● Aim of the exercise
Below are entries to be transcribed exactly; exclude the pictures from the copy.

● Source records
◇ ◇ ◇ ◇
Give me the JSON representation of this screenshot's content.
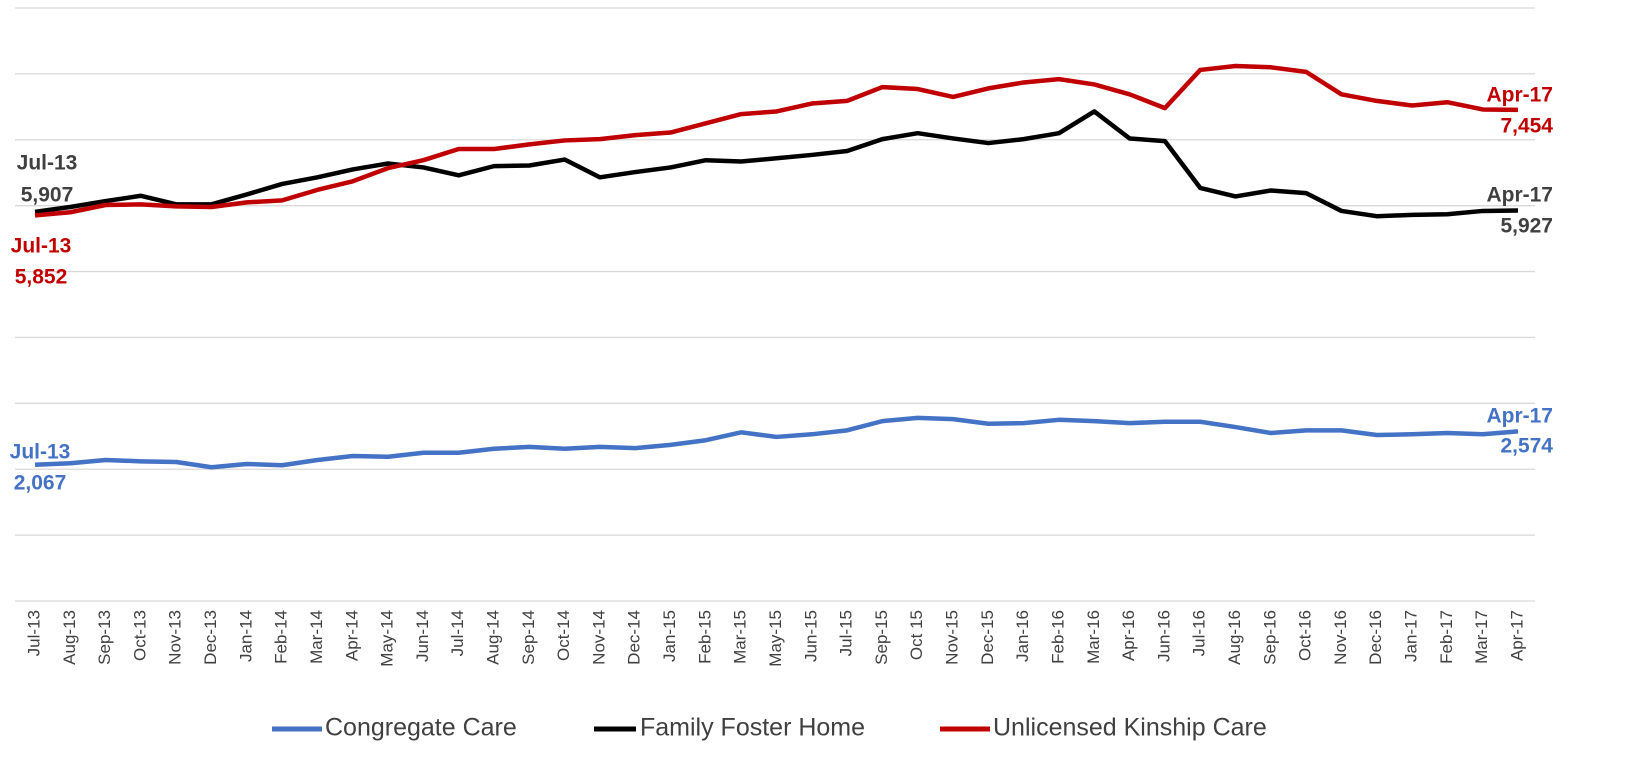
{
  "chart_data": {
    "type": "line",
    "categories": [
      "Jul-13",
      "Aug-13",
      "Sep-13",
      "Oct-13",
      "Nov-13",
      "Dec-13",
      "Jan-14",
      "Feb-14",
      "Mar-14",
      "Apr-14",
      "May-14",
      "Jun-14",
      "Jul-14",
      "Aug-14",
      "Sep-14",
      "Oct-14",
      "Nov-14",
      "Dec-14",
      "Jan-15",
      "Feb-15",
      "Mar-15",
      "May-15",
      "Jun-15",
      "Jul-15",
      "Sep-15",
      "Oct 15",
      "Nov-15",
      "Dec-15",
      "Jan-16",
      "Feb-16",
      "Mar-16",
      "Apr-16",
      "Jun-16",
      "Jul-16",
      "Aug-16",
      "Sep-16",
      "Oct-16",
      "Nov-16",
      "Dec-16",
      "Jan-17",
      "Feb-17",
      "Mar-17",
      "Apr-17"
    ],
    "series": [
      {
        "name": "Congregate Care",
        "color": "#4472c4",
        "label_color": "#4472c4",
        "values": [
          2067,
          2090,
          2140,
          2120,
          2110,
          2030,
          2080,
          2060,
          2140,
          2200,
          2190,
          2250,
          2250,
          2310,
          2340,
          2310,
          2340,
          2320,
          2370,
          2440,
          2560,
          2490,
          2530,
          2590,
          2730,
          2780,
          2760,
          2690,
          2700,
          2750,
          2730,
          2700,
          2720,
          2720,
          2640,
          2550,
          2590,
          2590,
          2520,
          2530,
          2550,
          2530,
          2574
        ],
        "value_labels": [
          "2,067",
          null,
          null,
          null,
          null,
          null,
          null,
          null,
          null,
          null,
          null,
          null,
          null,
          null,
          null,
          null,
          null,
          null,
          null,
          null,
          null,
          null,
          null,
          null,
          null,
          null,
          null,
          null,
          null,
          null,
          null,
          null,
          null,
          null,
          null,
          null,
          null,
          null,
          null,
          null,
          null,
          null,
          "2,574"
        ]
      },
      {
        "name": "Family Foster Home",
        "color": "#000000",
        "label_color": "#404040",
        "values": [
          5907,
          5980,
          6070,
          6150,
          6020,
          6020,
          6170,
          6330,
          6430,
          6550,
          6640,
          6580,
          6460,
          6600,
          6610,
          6700,
          6430,
          6510,
          6580,
          6690,
          6670,
          6720,
          6770,
          6830,
          7010,
          7100,
          7020,
          6950,
          7010,
          7100,
          7430,
          7020,
          6980,
          6270,
          6140,
          6230,
          6190,
          5920,
          5840,
          5860,
          5870,
          5920,
          5927
        ],
        "value_labels": [
          "5,907",
          null,
          null,
          null,
          null,
          null,
          null,
          null,
          null,
          null,
          null,
          null,
          null,
          null,
          null,
          null,
          null,
          null,
          null,
          null,
          null,
          null,
          null,
          null,
          null,
          null,
          null,
          null,
          null,
          null,
          null,
          null,
          null,
          null,
          null,
          null,
          null,
          null,
          null,
          null,
          null,
          null,
          "5,927"
        ]
      },
      {
        "name": "Unlicensed Kinship Care",
        "color": "#c00000",
        "label_color": "#c00000",
        "values": [
          5852,
          5900,
          6010,
          6020,
          5990,
          5980,
          6050,
          6080,
          6240,
          6370,
          6570,
          6690,
          6860,
          6860,
          6930,
          6990,
          7010,
          7070,
          7110,
          7250,
          7390,
          7430,
          7550,
          7590,
          7800,
          7770,
          7650,
          7780,
          7870,
          7920,
          7840,
          7690,
          7480,
          8060,
          8120,
          8100,
          8030,
          7690,
          7590,
          7520,
          7570,
          7460,
          7454
        ],
        "value_labels": [
          "5,852",
          null,
          null,
          null,
          null,
          null,
          null,
          null,
          null,
          null,
          null,
          null,
          null,
          null,
          null,
          null,
          null,
          null,
          null,
          null,
          null,
          null,
          null,
          null,
          null,
          null,
          null,
          null,
          null,
          null,
          null,
          null,
          null,
          null,
          null,
          null,
          null,
          null,
          null,
          null,
          null,
          null,
          "7,454"
        ]
      }
    ],
    "ylim": [
      0,
      9000
    ],
    "yticks": [
      0,
      1000,
      2000,
      3000,
      4000,
      5000,
      6000,
      7000,
      8000,
      9000
    ],
    "grid": true,
    "legend": "bottom"
  }
}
◇ ◇ ◇ ◇
● Expected answer
Give me the JSON representation of this screenshot's content.
{
  "chart_data": {
    "type": "line",
    "categories": [
      "Jul-13",
      "Aug-13",
      "Sep-13",
      "Oct-13",
      "Nov-13",
      "Dec-13",
      "Jan-14",
      "Feb-14",
      "Mar-14",
      "Apr-14",
      "May-14",
      "Jun-14",
      "Jul-14",
      "Aug-14",
      "Sep-14",
      "Oct-14",
      "Nov-14",
      "Dec-14",
      "Jan-15",
      "Feb-15",
      "Mar-15",
      "May-15",
      "Jun-15",
      "Jul-15",
      "Sep-15",
      "Oct 15",
      "Nov-15",
      "Dec-15",
      "Jan-16",
      "Feb-16",
      "Mar-16",
      "Apr-16",
      "Jun-16",
      "Jul-16",
      "Aug-16",
      "Sep-16",
      "Oct-16",
      "Nov-16",
      "Dec-16",
      "Jan-17",
      "Feb-17",
      "Mar-17",
      "Apr-17"
    ],
    "series": [
      {
        "name": "Congregate Care",
        "color": "#4472c4",
        "label_color": "#4472c4",
        "values": [
          2067,
          2090,
          2140,
          2120,
          2110,
          2030,
          2080,
          2060,
          2140,
          2200,
          2190,
          2250,
          2250,
          2310,
          2340,
          2310,
          2340,
          2320,
          2370,
          2440,
          2560,
          2490,
          2530,
          2590,
          2730,
          2780,
          2760,
          2690,
          2700,
          2750,
          2730,
          2700,
          2720,
          2720,
          2640,
          2550,
          2590,
          2590,
          2520,
          2530,
          2550,
          2530,
          2574
        ],
        "value_labels": [
          "2,067",
          null,
          null,
          null,
          null,
          null,
          null,
          null,
          null,
          null,
          null,
          null,
          null,
          null,
          null,
          null,
          null,
          null,
          null,
          null,
          null,
          null,
          null,
          null,
          null,
          null,
          null,
          null,
          null,
          null,
          null,
          null,
          null,
          null,
          null,
          null,
          null,
          null,
          null,
          null,
          null,
          null,
          "2,574"
        ]
      },
      {
        "name": "Family Foster Home",
        "color": "#000000",
        "label_color": "#404040",
        "values": [
          5907,
          5980,
          6070,
          6150,
          6020,
          6020,
          6170,
          6330,
          6430,
          6550,
          6640,
          6580,
          6460,
          6600,
          6610,
          6700,
          6430,
          6510,
          6580,
          6690,
          6670,
          6720,
          6770,
          6830,
          7010,
          7100,
          7020,
          6950,
          7010,
          7100,
          7430,
          7020,
          6980,
          6270,
          6140,
          6230,
          6190,
          5920,
          5840,
          5860,
          5870,
          5920,
          5927
        ],
        "value_labels": [
          "5,907",
          null,
          null,
          null,
          null,
          null,
          null,
          null,
          null,
          null,
          null,
          null,
          null,
          null,
          null,
          null,
          null,
          null,
          null,
          null,
          null,
          null,
          null,
          null,
          null,
          null,
          null,
          null,
          null,
          null,
          null,
          null,
          null,
          null,
          null,
          null,
          null,
          null,
          null,
          null,
          null,
          null,
          "5,927"
        ]
      },
      {
        "name": "Unlicensed Kinship Care",
        "color": "#c00000",
        "label_color": "#c00000",
        "values": [
          5852,
          5900,
          6010,
          6020,
          5990,
          5980,
          6050,
          6080,
          6240,
          6370,
          6570,
          6690,
          6860,
          6860,
          6930,
          6990,
          7010,
          7070,
          7110,
          7250,
          7390,
          7430,
          7550,
          7590,
          7800,
          7770,
          7650,
          7780,
          7870,
          7920,
          7840,
          7690,
          7480,
          8060,
          8120,
          8100,
          8030,
          7690,
          7590,
          7520,
          7570,
          7460,
          7454
        ],
        "value_labels": [
          "5,852",
          null,
          null,
          null,
          null,
          null,
          null,
          null,
          null,
          null,
          null,
          null,
          null,
          null,
          null,
          null,
          null,
          null,
          null,
          null,
          null,
          null,
          null,
          null,
          null,
          null,
          null,
          null,
          null,
          null,
          null,
          null,
          null,
          null,
          null,
          null,
          null,
          null,
          null,
          null,
          null,
          null,
          "7,454"
        ]
      }
    ],
    "ylim": [
      0,
      9000
    ],
    "yticks": [
      0,
      1000,
      2000,
      3000,
      4000,
      5000,
      6000,
      7000,
      8000,
      9000
    ],
    "grid": true,
    "legend": "bottom"
  }
}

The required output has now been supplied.